# [What is expected]
Write out all the entries word for word, but skip any images.

# [Material]
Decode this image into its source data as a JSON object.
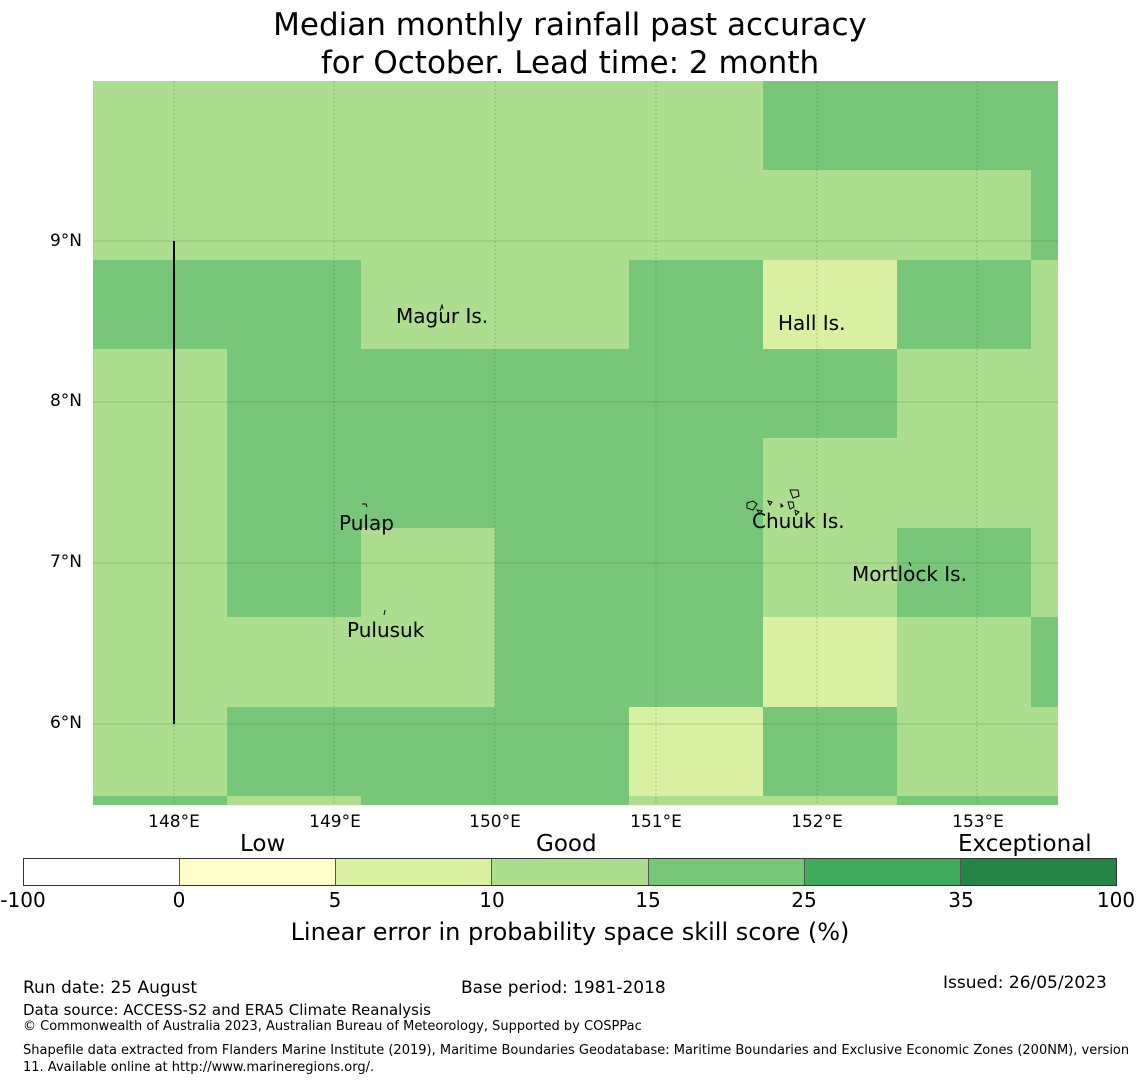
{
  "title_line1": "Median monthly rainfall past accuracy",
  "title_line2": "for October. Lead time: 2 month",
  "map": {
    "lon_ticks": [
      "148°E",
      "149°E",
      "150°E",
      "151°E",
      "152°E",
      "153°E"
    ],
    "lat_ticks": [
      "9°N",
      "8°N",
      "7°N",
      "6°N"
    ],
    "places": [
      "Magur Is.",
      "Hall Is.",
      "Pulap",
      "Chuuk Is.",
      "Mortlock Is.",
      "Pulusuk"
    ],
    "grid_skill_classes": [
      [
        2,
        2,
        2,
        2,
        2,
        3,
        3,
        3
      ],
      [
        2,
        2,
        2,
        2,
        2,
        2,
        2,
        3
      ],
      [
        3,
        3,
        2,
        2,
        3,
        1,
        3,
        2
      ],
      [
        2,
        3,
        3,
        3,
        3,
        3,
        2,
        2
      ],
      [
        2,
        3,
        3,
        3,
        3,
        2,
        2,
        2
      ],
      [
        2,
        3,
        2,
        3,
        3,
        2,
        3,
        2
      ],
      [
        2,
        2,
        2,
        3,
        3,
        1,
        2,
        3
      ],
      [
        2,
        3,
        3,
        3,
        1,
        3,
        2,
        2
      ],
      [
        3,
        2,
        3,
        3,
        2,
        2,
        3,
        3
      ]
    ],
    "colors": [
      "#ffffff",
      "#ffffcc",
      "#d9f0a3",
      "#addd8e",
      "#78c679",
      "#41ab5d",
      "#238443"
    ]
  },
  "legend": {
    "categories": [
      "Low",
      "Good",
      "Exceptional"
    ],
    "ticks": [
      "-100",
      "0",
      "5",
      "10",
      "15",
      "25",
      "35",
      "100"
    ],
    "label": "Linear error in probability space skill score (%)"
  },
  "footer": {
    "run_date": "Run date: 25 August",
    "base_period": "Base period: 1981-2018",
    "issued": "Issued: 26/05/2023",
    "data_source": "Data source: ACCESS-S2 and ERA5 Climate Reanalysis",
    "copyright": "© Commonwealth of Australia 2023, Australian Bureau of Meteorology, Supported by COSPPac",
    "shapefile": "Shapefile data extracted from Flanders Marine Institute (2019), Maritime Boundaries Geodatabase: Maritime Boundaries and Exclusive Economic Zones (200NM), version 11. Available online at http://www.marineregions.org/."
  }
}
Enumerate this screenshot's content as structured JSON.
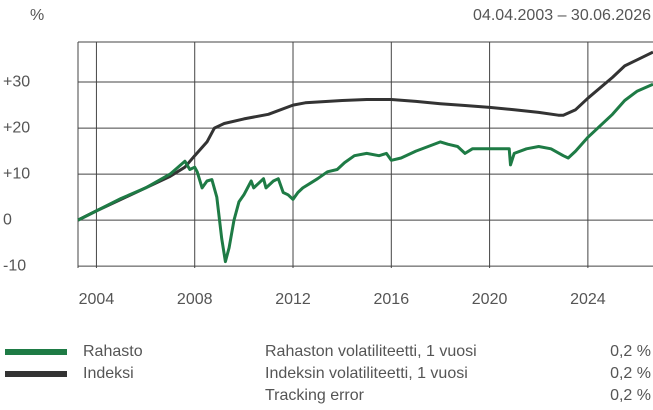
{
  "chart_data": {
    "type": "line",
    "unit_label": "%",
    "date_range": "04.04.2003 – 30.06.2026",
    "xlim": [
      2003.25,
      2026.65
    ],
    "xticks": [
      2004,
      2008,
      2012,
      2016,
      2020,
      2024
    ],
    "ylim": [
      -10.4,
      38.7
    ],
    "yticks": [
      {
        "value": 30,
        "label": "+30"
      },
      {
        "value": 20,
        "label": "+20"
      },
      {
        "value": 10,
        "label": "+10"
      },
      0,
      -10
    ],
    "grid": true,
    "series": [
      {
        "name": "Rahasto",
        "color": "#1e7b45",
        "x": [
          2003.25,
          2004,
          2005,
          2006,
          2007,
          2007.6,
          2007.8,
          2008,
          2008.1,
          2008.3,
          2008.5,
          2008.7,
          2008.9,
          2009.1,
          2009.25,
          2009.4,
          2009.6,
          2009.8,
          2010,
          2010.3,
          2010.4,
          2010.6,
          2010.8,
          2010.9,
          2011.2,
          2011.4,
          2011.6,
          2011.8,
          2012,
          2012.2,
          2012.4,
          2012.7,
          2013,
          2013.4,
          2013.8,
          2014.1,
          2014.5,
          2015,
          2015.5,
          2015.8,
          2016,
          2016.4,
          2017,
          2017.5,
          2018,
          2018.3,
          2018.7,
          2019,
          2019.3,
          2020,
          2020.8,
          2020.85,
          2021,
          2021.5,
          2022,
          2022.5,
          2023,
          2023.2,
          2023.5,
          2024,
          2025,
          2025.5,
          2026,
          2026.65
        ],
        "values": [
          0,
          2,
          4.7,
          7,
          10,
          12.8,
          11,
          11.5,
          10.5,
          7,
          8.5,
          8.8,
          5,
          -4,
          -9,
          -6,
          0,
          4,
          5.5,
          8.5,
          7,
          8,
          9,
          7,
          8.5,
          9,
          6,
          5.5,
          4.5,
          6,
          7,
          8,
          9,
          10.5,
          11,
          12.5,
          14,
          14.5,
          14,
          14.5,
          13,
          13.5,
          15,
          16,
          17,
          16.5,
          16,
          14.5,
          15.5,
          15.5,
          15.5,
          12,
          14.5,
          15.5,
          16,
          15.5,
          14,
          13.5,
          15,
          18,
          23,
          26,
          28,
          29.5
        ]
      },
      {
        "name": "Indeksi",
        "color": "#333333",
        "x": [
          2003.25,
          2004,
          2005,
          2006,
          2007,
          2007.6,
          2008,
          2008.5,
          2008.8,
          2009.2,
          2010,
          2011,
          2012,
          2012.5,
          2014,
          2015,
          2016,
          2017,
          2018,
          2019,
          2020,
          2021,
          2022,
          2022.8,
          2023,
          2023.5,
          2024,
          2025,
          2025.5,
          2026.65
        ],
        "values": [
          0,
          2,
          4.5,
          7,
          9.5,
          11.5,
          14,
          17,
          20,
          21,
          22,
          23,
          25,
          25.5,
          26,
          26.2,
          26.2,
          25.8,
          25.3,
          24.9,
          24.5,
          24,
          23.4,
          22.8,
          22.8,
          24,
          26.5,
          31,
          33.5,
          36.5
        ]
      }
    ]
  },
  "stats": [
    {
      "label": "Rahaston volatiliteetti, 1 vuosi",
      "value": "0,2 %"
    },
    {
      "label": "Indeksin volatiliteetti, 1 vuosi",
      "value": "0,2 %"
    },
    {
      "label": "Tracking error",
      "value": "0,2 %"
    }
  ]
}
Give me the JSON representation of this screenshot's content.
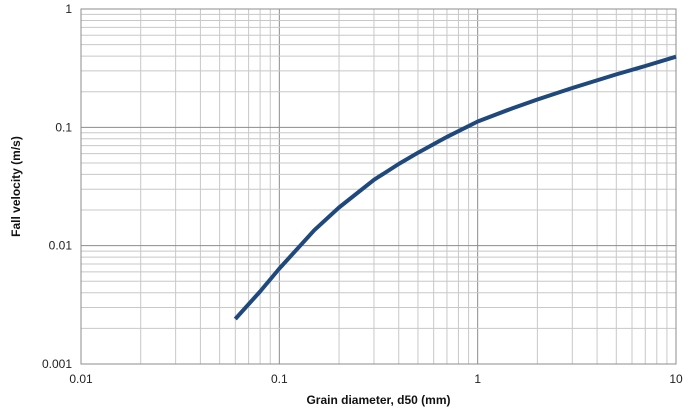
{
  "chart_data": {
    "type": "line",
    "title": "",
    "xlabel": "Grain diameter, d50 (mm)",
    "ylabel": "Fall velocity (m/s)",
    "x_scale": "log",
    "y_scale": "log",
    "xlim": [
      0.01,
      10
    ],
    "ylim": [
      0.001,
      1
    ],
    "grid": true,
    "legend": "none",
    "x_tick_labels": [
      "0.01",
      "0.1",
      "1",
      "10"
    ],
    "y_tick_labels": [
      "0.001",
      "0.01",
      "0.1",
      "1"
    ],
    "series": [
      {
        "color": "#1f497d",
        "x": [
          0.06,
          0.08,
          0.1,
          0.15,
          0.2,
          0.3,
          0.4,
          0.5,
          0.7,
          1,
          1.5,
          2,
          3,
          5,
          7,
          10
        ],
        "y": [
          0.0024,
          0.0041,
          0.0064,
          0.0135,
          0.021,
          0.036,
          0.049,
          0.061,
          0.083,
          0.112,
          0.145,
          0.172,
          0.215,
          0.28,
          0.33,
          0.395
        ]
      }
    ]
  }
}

# [Output of the task]
Decode this image into its source data as a JSON object.
{
  "title_line1": "Median monthly rainfall past accuracy",
  "title_line2": "for October. Lead time: 2 month",
  "map": {
    "lon_ticks": [
      "148°E",
      "149°E",
      "150°E",
      "151°E",
      "152°E",
      "153°E"
    ],
    "lat_ticks": [
      "9°N",
      "8°N",
      "7°N",
      "6°N"
    ],
    "places": [
      "Magur Is.",
      "Hall Is.",
      "Pulap",
      "Chuuk Is.",
      "Mortlock Is.",
      "Pulusuk"
    ],
    "grid_skill_classes": [
      [
        2,
        2,
        2,
        2,
        2,
        3,
        3,
        3
      ],
      [
        2,
        2,
        2,
        2,
        2,
        2,
        2,
        3
      ],
      [
        3,
        3,
        2,
        2,
        3,
        1,
        3,
        2
      ],
      [
        2,
        3,
        3,
        3,
        3,
        3,
        2,
        2
      ],
      [
        2,
        3,
        3,
        3,
        3,
        2,
        2,
        2
      ],
      [
        2,
        3,
        2,
        3,
        3,
        2,
        3,
        2
      ],
      [
        2,
        2,
        2,
        3,
        3,
        1,
        2,
        3
      ],
      [
        2,
        3,
        3,
        3,
        1,
        3,
        2,
        2
      ],
      [
        3,
        2,
        3,
        3,
        2,
        2,
        3,
        3
      ]
    ],
    "colors": [
      "#ffffff",
      "#ffffcc",
      "#d9f0a3",
      "#addd8e",
      "#78c679",
      "#41ab5d",
      "#238443"
    ]
  },
  "legend": {
    "categories": [
      "Low",
      "Good",
      "Exceptional"
    ],
    "ticks": [
      "-100",
      "0",
      "5",
      "10",
      "15",
      "25",
      "35",
      "100"
    ],
    "label": "Linear error in probability space skill score (%)"
  },
  "footer": {
    "run_date": "Run date: 25 August",
    "base_period": "Base period: 1981-2018",
    "issued": "Issued: 26/05/2023",
    "data_source": "Data source: ACCESS-S2 and ERA5 Climate Reanalysis",
    "copyright": "© Commonwealth of Australia 2023, Australian Bureau of Meteorology, Supported by COSPPac",
    "shapefile": "Shapefile data extracted from Flanders Marine Institute (2019), Maritime Boundaries Geodatabase: Maritime Boundaries and Exclusive Economic Zones (200NM), version 11. Available online at http://www.marineregions.org/."
  }
}
Enumerate this screenshot's content as structured JSON.
{
  "chart_data": {
    "type": "line",
    "unit_label": "%",
    "date_range": "04.04.2003 – 30.06.2026",
    "xlim": [
      2003.25,
      2026.65
    ],
    "xticks": [
      2004,
      2008,
      2012,
      2016,
      2020,
      2024
    ],
    "ylim": [
      -10.4,
      38.7
    ],
    "yticks": [
      {
        "value": 30,
        "label": "+30"
      },
      {
        "value": 20,
        "label": "+20"
      },
      {
        "value": 10,
        "label": "+10"
      },
      0,
      -10
    ],
    "grid": true,
    "series": [
      {
        "name": "Rahasto",
        "color": "#1e7b45",
        "x": [
          2003.25,
          2004,
          2005,
          2006,
          2007,
          2007.6,
          2007.8,
          2008,
          2008.1,
          2008.3,
          2008.5,
          2008.7,
          2008.9,
          2009.1,
          2009.25,
          2009.4,
          2009.6,
          2009.8,
          2010,
          2010.3,
          2010.4,
          2010.6,
          2010.8,
          2010.9,
          2011.2,
          2011.4,
          2011.6,
          2011.8,
          2012,
          2012.2,
          2012.4,
          2012.7,
          2013,
          2013.4,
          2013.8,
          2014.1,
          2014.5,
          2015,
          2015.5,
          2015.8,
          2016,
          2016.4,
          2017,
          2017.5,
          2018,
          2018.3,
          2018.7,
          2019,
          2019.3,
          2020,
          2020.8,
          2020.85,
          2021,
          2021.5,
          2022,
          2022.5,
          2023,
          2023.2,
          2023.5,
          2024,
          2025,
          2025.5,
          2026,
          2026.65
        ],
        "values": [
          0,
          2,
          4.7,
          7,
          10,
          12.8,
          11,
          11.5,
          10.5,
          7,
          8.5,
          8.8,
          5,
          -4,
          -9,
          -6,
          0,
          4,
          5.5,
          8.5,
          7,
          8,
          9,
          7,
          8.5,
          9,
          6,
          5.5,
          4.5,
          6,
          7,
          8,
          9,
          10.5,
          11,
          12.5,
          14,
          14.5,
          14,
          14.5,
          13,
          13.5,
          15,
          16,
          17,
          16.5,
          16,
          14.5,
          15.5,
          15.5,
          15.5,
          12,
          14.5,
          15.5,
          16,
          15.5,
          14,
          13.5,
          15,
          18,
          23,
          26,
          28,
          29.5
        ]
      },
      {
        "name": "Indeksi",
        "color": "#333333",
        "x": [
          2003.25,
          2004,
          2005,
          2006,
          2007,
          2007.6,
          2008,
          2008.5,
          2008.8,
          2009.2,
          2010,
          2011,
          2012,
          2012.5,
          2014,
          2015,
          2016,
          2017,
          2018,
          2019,
          2020,
          2021,
          2022,
          2022.8,
          2023,
          2023.5,
          2024,
          2025,
          2025.5,
          2026.65
        ],
        "values": [
          0,
          2,
          4.5,
          7,
          9.5,
          11.5,
          14,
          17,
          20,
          21,
          22,
          23,
          25,
          25.5,
          26,
          26.2,
          26.2,
          25.8,
          25.3,
          24.9,
          24.5,
          24,
          23.4,
          22.8,
          22.8,
          24,
          26.5,
          31,
          33.5,
          36.5
        ]
      }
    ]
  },
  "stats": [
    {
      "label": "Rahaston volatiliteetti, 1 vuosi",
      "value": "0,2 %"
    },
    {
      "label": "Indeksin volatiliteetti, 1 vuosi",
      "value": "0,2 %"
    },
    {
      "label": "Tracking error",
      "value": "0,2 %"
    }
  ]
}
Give me the JSON representation of this screenshot's content.
{
  "chart_data": {
    "type": "line",
    "title": "",
    "xlabel": "Grain diameter, d50 (mm)",
    "ylabel": "Fall velocity (m/s)",
    "x_scale": "log",
    "y_scale": "log",
    "xlim": [
      0.01,
      10
    ],
    "ylim": [
      0.001,
      1
    ],
    "grid": true,
    "legend": "none",
    "x_tick_labels": [
      "0.01",
      "0.1",
      "1",
      "10"
    ],
    "y_tick_labels": [
      "0.001",
      "0.01",
      "0.1",
      "1"
    ],
    "series": [
      {
        "color": "#1f497d",
        "x": [
          0.06,
          0.08,
          0.1,
          0.15,
          0.2,
          0.3,
          0.4,
          0.5,
          0.7,
          1,
          1.5,
          2,
          3,
          5,
          7,
          10
        ],
        "y": [
          0.0024,
          0.0041,
          0.0064,
          0.0135,
          0.021,
          0.036,
          0.049,
          0.061,
          0.083,
          0.112,
          0.145,
          0.172,
          0.215,
          0.28,
          0.33,
          0.395
        ]
      }
    ]
  }
}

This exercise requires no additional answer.